GOAL OF THE EXERCISE: Send back the records in full, character for character.

═══ PROVIDED RECORDS

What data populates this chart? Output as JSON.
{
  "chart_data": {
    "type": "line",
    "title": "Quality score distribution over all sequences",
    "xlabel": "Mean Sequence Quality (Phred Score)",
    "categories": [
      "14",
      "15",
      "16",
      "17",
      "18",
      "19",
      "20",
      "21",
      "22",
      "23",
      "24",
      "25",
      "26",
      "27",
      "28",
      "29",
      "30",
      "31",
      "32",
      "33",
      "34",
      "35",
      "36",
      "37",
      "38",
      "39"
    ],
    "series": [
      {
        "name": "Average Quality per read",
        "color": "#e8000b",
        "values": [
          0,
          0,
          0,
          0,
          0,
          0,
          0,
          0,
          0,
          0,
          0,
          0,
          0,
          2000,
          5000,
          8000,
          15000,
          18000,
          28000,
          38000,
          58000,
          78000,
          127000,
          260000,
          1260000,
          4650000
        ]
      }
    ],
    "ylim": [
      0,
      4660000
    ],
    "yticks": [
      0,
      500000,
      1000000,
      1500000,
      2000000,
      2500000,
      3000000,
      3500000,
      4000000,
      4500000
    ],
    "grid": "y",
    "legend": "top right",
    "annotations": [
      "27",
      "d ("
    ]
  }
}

══════

SOLUTION:
What data populates this chart? Output as JSON.
{
  "chart_data": {
    "type": "line",
    "title": "Quality score distribution over all sequences",
    "xlabel": "Mean Sequence Quality (Phred Score)",
    "categories": [
      "14",
      "15",
      "16",
      "17",
      "18",
      "19",
      "20",
      "21",
      "22",
      "23",
      "24",
      "25",
      "26",
      "27",
      "28",
      "29",
      "30",
      "31",
      "32",
      "33",
      "34",
      "35",
      "36",
      "37",
      "38",
      "39"
    ],
    "series": [
      {
        "name": "Average Quality per read",
        "color": "#e8000b",
        "values": [
          0,
          0,
          0,
          0,
          0,
          0,
          0,
          0,
          0,
          0,
          0,
          0,
          0,
          2000,
          5000,
          8000,
          15000,
          18000,
          28000,
          38000,
          58000,
          78000,
          127000,
          260000,
          1260000,
          4650000
        ]
      }
    ],
    "ylim": [
      0,
      4660000
    ],
    "yticks": [
      0,
      500000,
      1000000,
      1500000,
      2000000,
      2500000,
      3000000,
      3500000,
      4000000,
      4500000
    ],
    "grid": "y",
    "legend": "top right",
    "annotations": [
      "27",
      "d ("
    ]
  }
}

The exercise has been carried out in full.